- _Dataset entries_:
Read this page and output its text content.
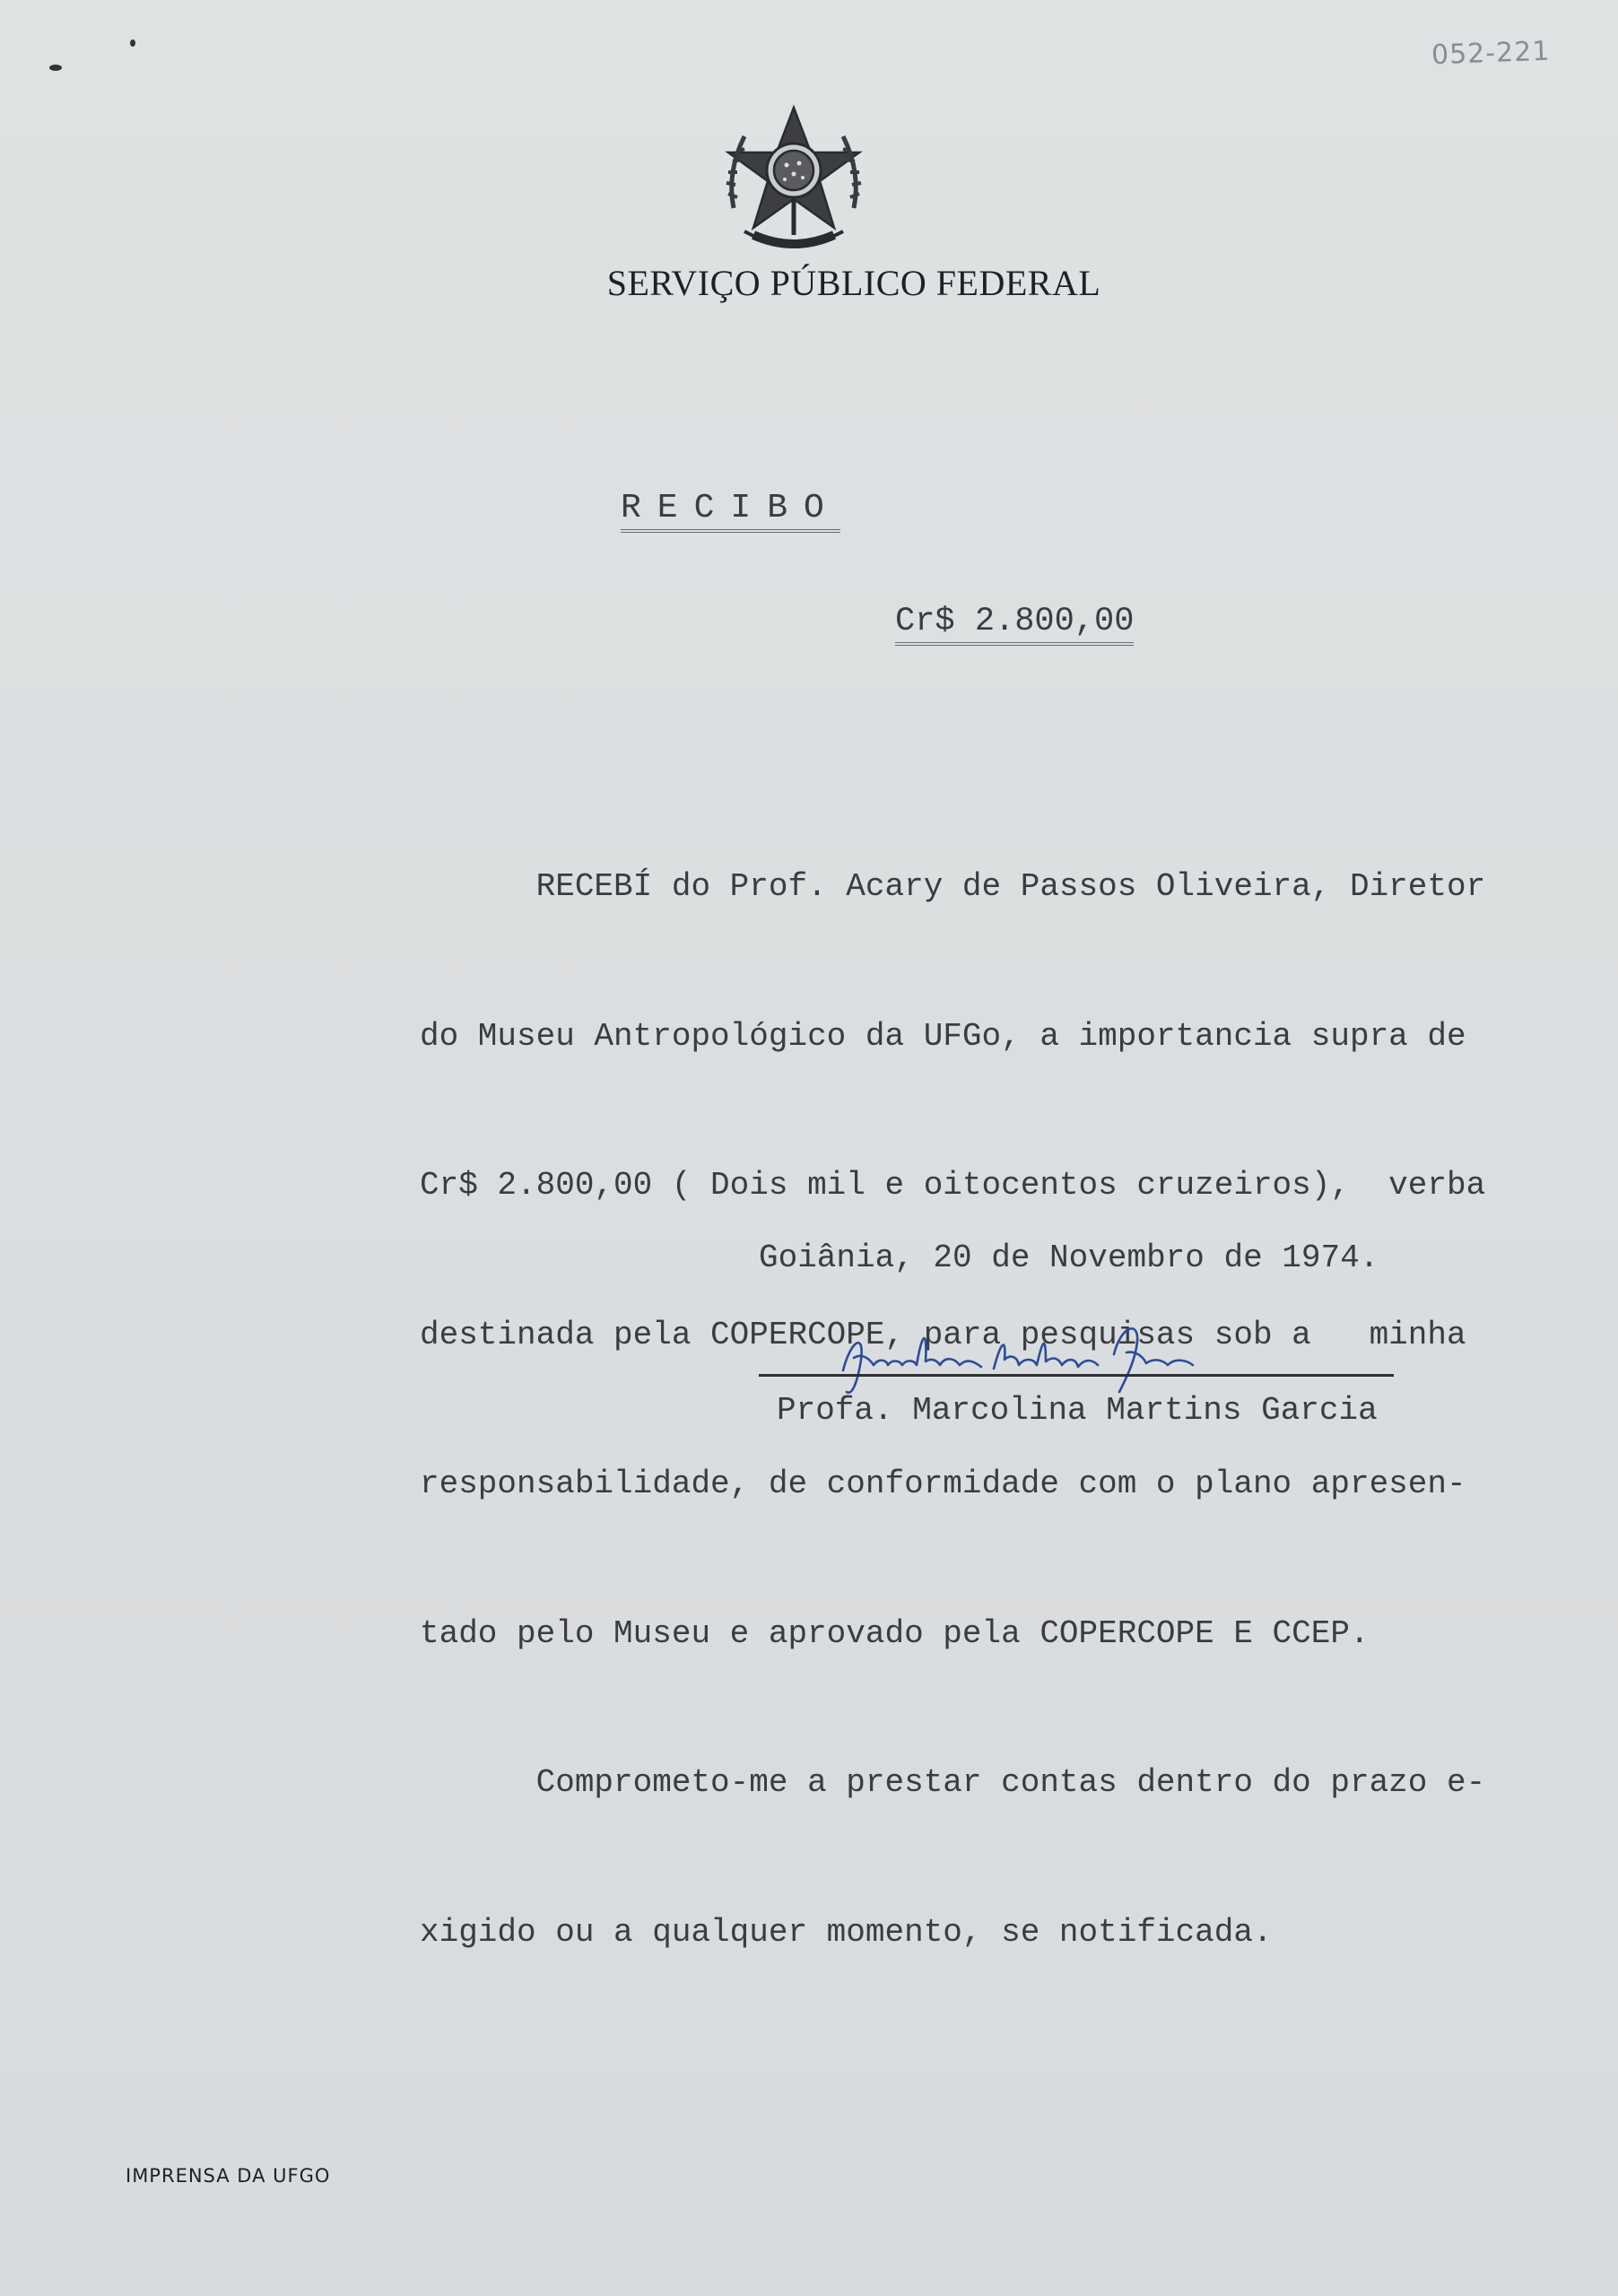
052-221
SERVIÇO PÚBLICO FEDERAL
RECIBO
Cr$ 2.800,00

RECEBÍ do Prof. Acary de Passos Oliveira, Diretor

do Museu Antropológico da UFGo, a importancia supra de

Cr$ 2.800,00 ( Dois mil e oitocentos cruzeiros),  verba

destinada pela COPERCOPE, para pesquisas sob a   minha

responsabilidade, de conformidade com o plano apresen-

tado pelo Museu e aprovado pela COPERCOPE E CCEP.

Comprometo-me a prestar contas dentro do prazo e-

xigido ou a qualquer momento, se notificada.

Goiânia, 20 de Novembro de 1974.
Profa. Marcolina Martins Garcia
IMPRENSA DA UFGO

- _Written exercise_: All of the material above should be reproduced exactly, except the pictures.

- _Task output_:
Read this page and output its text content.
052-221
SERVIÇO PÚBLICO FEDERAL
RECIBO
Cr$ 2.800,00

RECEBÍ do Prof. Acary de Passos Oliveira, Diretor

do Museu Antropológico da UFGo, a importancia supra de

Cr$ 2.800,00 ( Dois mil e oitocentos cruzeiros),  verba

destinada pela COPERCOPE, para pesquisas sob a   minha

responsabilidade, de conformidade com o plano apresen-

tado pelo Museu e aprovado pela COPERCOPE E CCEP.

Comprometo-me a prestar contas dentro do prazo e-

xigido ou a qualquer momento, se notificada.

Goiânia, 20 de Novembro de 1974.
Profa. Marcolina Martins Garcia
IMPRENSA DA UFGO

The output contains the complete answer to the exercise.